*** SOURCE RECORDS ***
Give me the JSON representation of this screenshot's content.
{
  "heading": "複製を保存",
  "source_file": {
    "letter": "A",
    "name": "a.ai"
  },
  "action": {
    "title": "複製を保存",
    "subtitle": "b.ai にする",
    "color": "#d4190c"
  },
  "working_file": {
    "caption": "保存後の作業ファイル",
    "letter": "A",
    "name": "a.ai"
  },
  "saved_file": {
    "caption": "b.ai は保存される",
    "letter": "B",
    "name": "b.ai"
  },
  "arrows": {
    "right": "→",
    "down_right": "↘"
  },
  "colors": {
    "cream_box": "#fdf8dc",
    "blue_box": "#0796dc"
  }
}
***
TASK ::
Print the records above in full, exactly.

RESULT ::
Give me the JSON representation of this screenshot's content.
{
  "heading": "複製を保存",
  "source_file": {
    "letter": "A",
    "name": "a.ai"
  },
  "action": {
    "title": "複製を保存",
    "subtitle": "b.ai にする",
    "color": "#d4190c"
  },
  "working_file": {
    "caption": "保存後の作業ファイル",
    "letter": "A",
    "name": "a.ai"
  },
  "saved_file": {
    "caption": "b.ai は保存される",
    "letter": "B",
    "name": "b.ai"
  },
  "arrows": {
    "right": "→",
    "down_right": "↘"
  },
  "colors": {
    "cream_box": "#fdf8dc",
    "blue_box": "#0796dc"
  }
}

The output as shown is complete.